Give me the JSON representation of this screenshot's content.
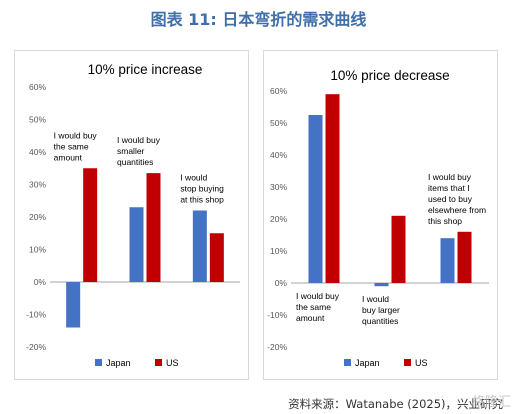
{
  "figure_title": "图表 11: 日本弯折的需求曲线",
  "source": "资料来源：Watanabe (2025)，兴业研究",
  "watermark": "格隆汇",
  "colors": {
    "japan": "#4472c4",
    "us": "#c00000",
    "title": "#3f6ea8",
    "zero_line": "#888888"
  },
  "chart_data": [
    {
      "type": "bar",
      "title": "10% price increase",
      "categories": [
        "I would buy the same amount",
        "I would buy smaller quantities",
        "I would stop buying at this shop"
      ],
      "category_lines": [
        [
          "I would buy",
          "the same",
          "amount"
        ],
        [
          "I would buy",
          "smaller",
          "quantities"
        ],
        [
          "I would",
          "stop buying",
          "at this shop"
        ]
      ],
      "series": [
        {
          "name": "Japan",
          "values": [
            -14,
            23,
            22
          ]
        },
        {
          "name": "US",
          "values": [
            35,
            33.5,
            15
          ]
        }
      ],
      "ylim": [
        -20,
        60
      ],
      "yticks": [
        "-20%",
        "-10%",
        "0%",
        "10%",
        "20%",
        "30%",
        "40%",
        "50%",
        "60%"
      ],
      "legend": [
        "Japan",
        "US"
      ],
      "legend_position": "bottom",
      "grid": false
    },
    {
      "type": "bar",
      "title": "10% price decrease",
      "categories": [
        "I would buy the same amount",
        "I would buy larger quantities",
        "I would buy items that I used to buy elsewhere from this shop"
      ],
      "category_lines": [
        [
          "I would buy",
          "the same",
          "amount"
        ],
        [
          "I would",
          "buy larger",
          "quantities"
        ],
        [
          "I would buy",
          "items that I",
          "used to buy",
          "elsewhere from",
          "this shop"
        ]
      ],
      "series": [
        {
          "name": "Japan",
          "values": [
            52.5,
            -1,
            14
          ]
        },
        {
          "name": "US",
          "values": [
            59,
            21,
            16
          ]
        }
      ],
      "ylim": [
        -20,
        60
      ],
      "yticks": [
        "-20%",
        "-10%",
        "0%",
        "10%",
        "20%",
        "30%",
        "40%",
        "50%",
        "60%"
      ],
      "legend": [
        "Japan",
        "US"
      ],
      "legend_position": "bottom",
      "grid": false
    }
  ]
}
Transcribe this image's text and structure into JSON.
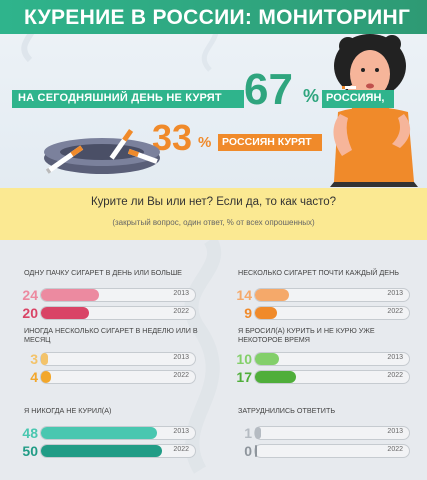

☆ ☆ ☆ ☆ ☆

**WHAT YOU WILL DO**: Gather all lines where the word "items" appears.

**SOLUTION TO THE EXERCISE**:
        "I would buy items that I used to buy elsewhere from this shop"
          "items that I",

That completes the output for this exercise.